- **Your goal**: Go through the records and give each one again exactly.

Stored entries
====================
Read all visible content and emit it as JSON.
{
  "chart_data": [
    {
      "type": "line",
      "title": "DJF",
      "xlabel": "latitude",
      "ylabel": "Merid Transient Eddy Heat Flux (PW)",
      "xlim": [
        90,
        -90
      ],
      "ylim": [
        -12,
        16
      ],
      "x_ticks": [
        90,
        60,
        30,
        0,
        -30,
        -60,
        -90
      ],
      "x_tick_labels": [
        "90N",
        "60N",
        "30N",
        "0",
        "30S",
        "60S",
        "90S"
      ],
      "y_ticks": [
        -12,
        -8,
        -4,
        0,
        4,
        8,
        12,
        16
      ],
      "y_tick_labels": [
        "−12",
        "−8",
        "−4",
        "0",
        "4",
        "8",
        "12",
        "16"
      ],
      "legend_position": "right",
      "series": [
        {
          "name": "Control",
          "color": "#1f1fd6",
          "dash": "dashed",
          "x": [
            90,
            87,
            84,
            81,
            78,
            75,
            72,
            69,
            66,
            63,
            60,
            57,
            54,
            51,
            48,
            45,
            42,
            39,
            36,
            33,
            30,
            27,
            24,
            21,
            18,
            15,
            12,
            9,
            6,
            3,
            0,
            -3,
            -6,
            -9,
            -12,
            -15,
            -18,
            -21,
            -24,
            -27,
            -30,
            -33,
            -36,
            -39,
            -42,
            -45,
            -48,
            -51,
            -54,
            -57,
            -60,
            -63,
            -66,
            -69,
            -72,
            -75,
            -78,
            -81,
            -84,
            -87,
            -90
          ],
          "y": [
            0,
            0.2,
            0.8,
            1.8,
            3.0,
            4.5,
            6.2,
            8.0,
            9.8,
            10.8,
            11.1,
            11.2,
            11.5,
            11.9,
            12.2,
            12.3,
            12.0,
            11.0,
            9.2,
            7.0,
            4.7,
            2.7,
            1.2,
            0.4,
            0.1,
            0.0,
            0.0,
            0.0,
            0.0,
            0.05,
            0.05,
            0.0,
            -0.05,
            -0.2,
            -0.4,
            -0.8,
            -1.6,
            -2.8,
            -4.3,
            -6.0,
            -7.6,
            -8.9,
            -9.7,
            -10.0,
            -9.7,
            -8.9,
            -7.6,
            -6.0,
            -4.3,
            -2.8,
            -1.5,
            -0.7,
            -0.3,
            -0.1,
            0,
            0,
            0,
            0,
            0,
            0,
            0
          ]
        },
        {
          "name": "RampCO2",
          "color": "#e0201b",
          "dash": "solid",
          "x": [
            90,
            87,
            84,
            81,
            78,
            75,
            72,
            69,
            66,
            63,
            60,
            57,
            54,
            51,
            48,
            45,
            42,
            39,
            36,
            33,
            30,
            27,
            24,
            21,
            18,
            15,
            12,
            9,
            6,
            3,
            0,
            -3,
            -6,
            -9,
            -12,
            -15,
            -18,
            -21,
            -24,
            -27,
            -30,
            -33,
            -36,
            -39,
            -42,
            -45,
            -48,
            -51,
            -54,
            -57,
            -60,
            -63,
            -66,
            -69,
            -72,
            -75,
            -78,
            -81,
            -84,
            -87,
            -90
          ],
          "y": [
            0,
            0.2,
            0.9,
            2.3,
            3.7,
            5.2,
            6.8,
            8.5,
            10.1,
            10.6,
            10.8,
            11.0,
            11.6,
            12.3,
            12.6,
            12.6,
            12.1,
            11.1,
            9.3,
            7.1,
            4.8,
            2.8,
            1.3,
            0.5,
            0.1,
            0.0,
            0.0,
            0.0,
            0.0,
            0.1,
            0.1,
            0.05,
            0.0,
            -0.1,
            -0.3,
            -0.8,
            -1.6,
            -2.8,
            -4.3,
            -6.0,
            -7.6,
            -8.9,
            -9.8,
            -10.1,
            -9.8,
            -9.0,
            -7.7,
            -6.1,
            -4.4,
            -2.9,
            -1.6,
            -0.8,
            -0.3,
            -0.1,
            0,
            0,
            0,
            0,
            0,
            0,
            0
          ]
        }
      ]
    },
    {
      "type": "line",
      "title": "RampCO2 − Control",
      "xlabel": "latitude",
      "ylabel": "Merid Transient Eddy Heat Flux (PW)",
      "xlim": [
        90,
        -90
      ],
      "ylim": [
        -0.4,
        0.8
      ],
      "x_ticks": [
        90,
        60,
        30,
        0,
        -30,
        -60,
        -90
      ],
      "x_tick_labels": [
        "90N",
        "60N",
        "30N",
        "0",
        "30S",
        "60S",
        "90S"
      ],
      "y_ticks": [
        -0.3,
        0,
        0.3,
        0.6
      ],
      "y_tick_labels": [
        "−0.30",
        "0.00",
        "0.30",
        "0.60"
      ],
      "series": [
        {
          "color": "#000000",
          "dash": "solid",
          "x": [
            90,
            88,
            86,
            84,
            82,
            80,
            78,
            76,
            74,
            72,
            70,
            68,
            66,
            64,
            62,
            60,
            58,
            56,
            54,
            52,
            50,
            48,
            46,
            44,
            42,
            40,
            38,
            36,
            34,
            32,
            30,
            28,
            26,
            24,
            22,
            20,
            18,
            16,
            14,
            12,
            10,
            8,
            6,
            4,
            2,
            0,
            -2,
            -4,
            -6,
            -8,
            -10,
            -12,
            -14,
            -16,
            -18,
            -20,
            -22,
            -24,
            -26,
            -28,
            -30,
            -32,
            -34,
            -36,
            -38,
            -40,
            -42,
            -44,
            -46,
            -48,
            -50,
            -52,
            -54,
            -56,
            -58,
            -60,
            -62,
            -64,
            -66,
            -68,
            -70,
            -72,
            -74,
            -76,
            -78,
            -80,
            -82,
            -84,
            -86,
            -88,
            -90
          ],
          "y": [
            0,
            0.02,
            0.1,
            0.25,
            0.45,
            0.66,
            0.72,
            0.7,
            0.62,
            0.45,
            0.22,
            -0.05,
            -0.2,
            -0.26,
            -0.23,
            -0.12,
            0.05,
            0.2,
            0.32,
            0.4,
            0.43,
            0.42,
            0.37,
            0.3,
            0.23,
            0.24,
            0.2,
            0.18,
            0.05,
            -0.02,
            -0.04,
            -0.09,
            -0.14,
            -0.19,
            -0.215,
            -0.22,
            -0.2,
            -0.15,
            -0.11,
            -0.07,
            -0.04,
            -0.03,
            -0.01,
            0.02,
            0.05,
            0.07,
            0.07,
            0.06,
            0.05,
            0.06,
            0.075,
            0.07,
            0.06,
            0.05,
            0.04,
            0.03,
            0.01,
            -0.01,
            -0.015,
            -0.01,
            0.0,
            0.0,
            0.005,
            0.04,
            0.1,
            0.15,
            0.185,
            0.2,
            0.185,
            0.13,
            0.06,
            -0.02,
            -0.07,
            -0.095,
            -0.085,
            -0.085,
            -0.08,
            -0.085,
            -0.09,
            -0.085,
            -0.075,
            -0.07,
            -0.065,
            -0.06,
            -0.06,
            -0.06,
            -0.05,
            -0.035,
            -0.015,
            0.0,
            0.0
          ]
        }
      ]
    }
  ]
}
====================
- **Response**:
Read all visible content and emit it as JSON.
{
  "chart_data": [
    {
      "type": "line",
      "title": "DJF",
      "xlabel": "latitude",
      "ylabel": "Merid Transient Eddy Heat Flux (PW)",
      "xlim": [
        90,
        -90
      ],
      "ylim": [
        -12,
        16
      ],
      "x_ticks": [
        90,
        60,
        30,
        0,
        -30,
        -60,
        -90
      ],
      "x_tick_labels": [
        "90N",
        "60N",
        "30N",
        "0",
        "30S",
        "60S",
        "90S"
      ],
      "y_ticks": [
        -12,
        -8,
        -4,
        0,
        4,
        8,
        12,
        16
      ],
      "y_tick_labels": [
        "−12",
        "−8",
        "−4",
        "0",
        "4",
        "8",
        "12",
        "16"
      ],
      "legend_position": "right",
      "series": [
        {
          "name": "Control",
          "color": "#1f1fd6",
          "dash": "dashed",
          "x": [
            90,
            87,
            84,
            81,
            78,
            75,
            72,
            69,
            66,
            63,
            60,
            57,
            54,
            51,
            48,
            45,
            42,
            39,
            36,
            33,
            30,
            27,
            24,
            21,
            18,
            15,
            12,
            9,
            6,
            3,
            0,
            -3,
            -6,
            -9,
            -12,
            -15,
            -18,
            -21,
            -24,
            -27,
            -30,
            -33,
            -36,
            -39,
            -42,
            -45,
            -48,
            -51,
            -54,
            -57,
            -60,
            -63,
            -66,
            -69,
            -72,
            -75,
            -78,
            -81,
            -84,
            -87,
            -90
          ],
          "y": [
            0,
            0.2,
            0.8,
            1.8,
            3.0,
            4.5,
            6.2,
            8.0,
            9.8,
            10.8,
            11.1,
            11.2,
            11.5,
            11.9,
            12.2,
            12.3,
            12.0,
            11.0,
            9.2,
            7.0,
            4.7,
            2.7,
            1.2,
            0.4,
            0.1,
            0.0,
            0.0,
            0.0,
            0.0,
            0.05,
            0.05,
            0.0,
            -0.05,
            -0.2,
            -0.4,
            -0.8,
            -1.6,
            -2.8,
            -4.3,
            -6.0,
            -7.6,
            -8.9,
            -9.7,
            -10.0,
            -9.7,
            -8.9,
            -7.6,
            -6.0,
            -4.3,
            -2.8,
            -1.5,
            -0.7,
            -0.3,
            -0.1,
            0,
            0,
            0,
            0,
            0,
            0,
            0
          ]
        },
        {
          "name": "RampCO2",
          "color": "#e0201b",
          "dash": "solid",
          "x": [
            90,
            87,
            84,
            81,
            78,
            75,
            72,
            69,
            66,
            63,
            60,
            57,
            54,
            51,
            48,
            45,
            42,
            39,
            36,
            33,
            30,
            27,
            24,
            21,
            18,
            15,
            12,
            9,
            6,
            3,
            0,
            -3,
            -6,
            -9,
            -12,
            -15,
            -18,
            -21,
            -24,
            -27,
            -30,
            -33,
            -36,
            -39,
            -42,
            -45,
            -48,
            -51,
            -54,
            -57,
            -60,
            -63,
            -66,
            -69,
            -72,
            -75,
            -78,
            -81,
            -84,
            -87,
            -90
          ],
          "y": [
            0,
            0.2,
            0.9,
            2.3,
            3.7,
            5.2,
            6.8,
            8.5,
            10.1,
            10.6,
            10.8,
            11.0,
            11.6,
            12.3,
            12.6,
            12.6,
            12.1,
            11.1,
            9.3,
            7.1,
            4.8,
            2.8,
            1.3,
            0.5,
            0.1,
            0.0,
            0.0,
            0.0,
            0.0,
            0.1,
            0.1,
            0.05,
            0.0,
            -0.1,
            -0.3,
            -0.8,
            -1.6,
            -2.8,
            -4.3,
            -6.0,
            -7.6,
            -8.9,
            -9.8,
            -10.1,
            -9.8,
            -9.0,
            -7.7,
            -6.1,
            -4.4,
            -2.9,
            -1.6,
            -0.8,
            -0.3,
            -0.1,
            0,
            0,
            0,
            0,
            0,
            0,
            0
          ]
        }
      ]
    },
    {
      "type": "line",
      "title": "RampCO2 − Control",
      "xlabel": "latitude",
      "ylabel": "Merid Transient Eddy Heat Flux (PW)",
      "xlim": [
        90,
        -90
      ],
      "ylim": [
        -0.4,
        0.8
      ],
      "x_ticks": [
        90,
        60,
        30,
        0,
        -30,
        -60,
        -90
      ],
      "x_tick_labels": [
        "90N",
        "60N",
        "30N",
        "0",
        "30S",
        "60S",
        "90S"
      ],
      "y_ticks": [
        -0.3,
        0,
        0.3,
        0.6
      ],
      "y_tick_labels": [
        "−0.30",
        "0.00",
        "0.30",
        "0.60"
      ],
      "series": [
        {
          "color": "#000000",
          "dash": "solid",
          "x": [
            90,
            88,
            86,
            84,
            82,
            80,
            78,
            76,
            74,
            72,
            70,
            68,
            66,
            64,
            62,
            60,
            58,
            56,
            54,
            52,
            50,
            48,
            46,
            44,
            42,
            40,
            38,
            36,
            34,
            32,
            30,
            28,
            26,
            24,
            22,
            20,
            18,
            16,
            14,
            12,
            10,
            8,
            6,
            4,
            2,
            0,
            -2,
            -4,
            -6,
            -8,
            -10,
            -12,
            -14,
            -16,
            -18,
            -20,
            -22,
            -24,
            -26,
            -28,
            -30,
            -32,
            -34,
            -36,
            -38,
            -40,
            -42,
            -44,
            -46,
            -48,
            -50,
            -52,
            -54,
            -56,
            -58,
            -60,
            -62,
            -64,
            -66,
            -68,
            -70,
            -72,
            -74,
            -76,
            -78,
            -80,
            -82,
            -84,
            -86,
            -88,
            -90
          ],
          "y": [
            0,
            0.02,
            0.1,
            0.25,
            0.45,
            0.66,
            0.72,
            0.7,
            0.62,
            0.45,
            0.22,
            -0.05,
            -0.2,
            -0.26,
            -0.23,
            -0.12,
            0.05,
            0.2,
            0.32,
            0.4,
            0.43,
            0.42,
            0.37,
            0.3,
            0.23,
            0.24,
            0.2,
            0.18,
            0.05,
            -0.02,
            -0.04,
            -0.09,
            -0.14,
            -0.19,
            -0.215,
            -0.22,
            -0.2,
            -0.15,
            -0.11,
            -0.07,
            -0.04,
            -0.03,
            -0.01,
            0.02,
            0.05,
            0.07,
            0.07,
            0.06,
            0.05,
            0.06,
            0.075,
            0.07,
            0.06,
            0.05,
            0.04,
            0.03,
            0.01,
            -0.01,
            -0.015,
            -0.01,
            0.0,
            0.0,
            0.005,
            0.04,
            0.1,
            0.15,
            0.185,
            0.2,
            0.185,
            0.13,
            0.06,
            -0.02,
            -0.07,
            -0.095,
            -0.085,
            -0.085,
            -0.08,
            -0.085,
            -0.09,
            -0.085,
            -0.075,
            -0.07,
            -0.065,
            -0.06,
            -0.06,
            -0.06,
            -0.05,
            -0.035,
            -0.015,
            0.0,
            0.0
          ]
        }
      ]
    }
  ]
}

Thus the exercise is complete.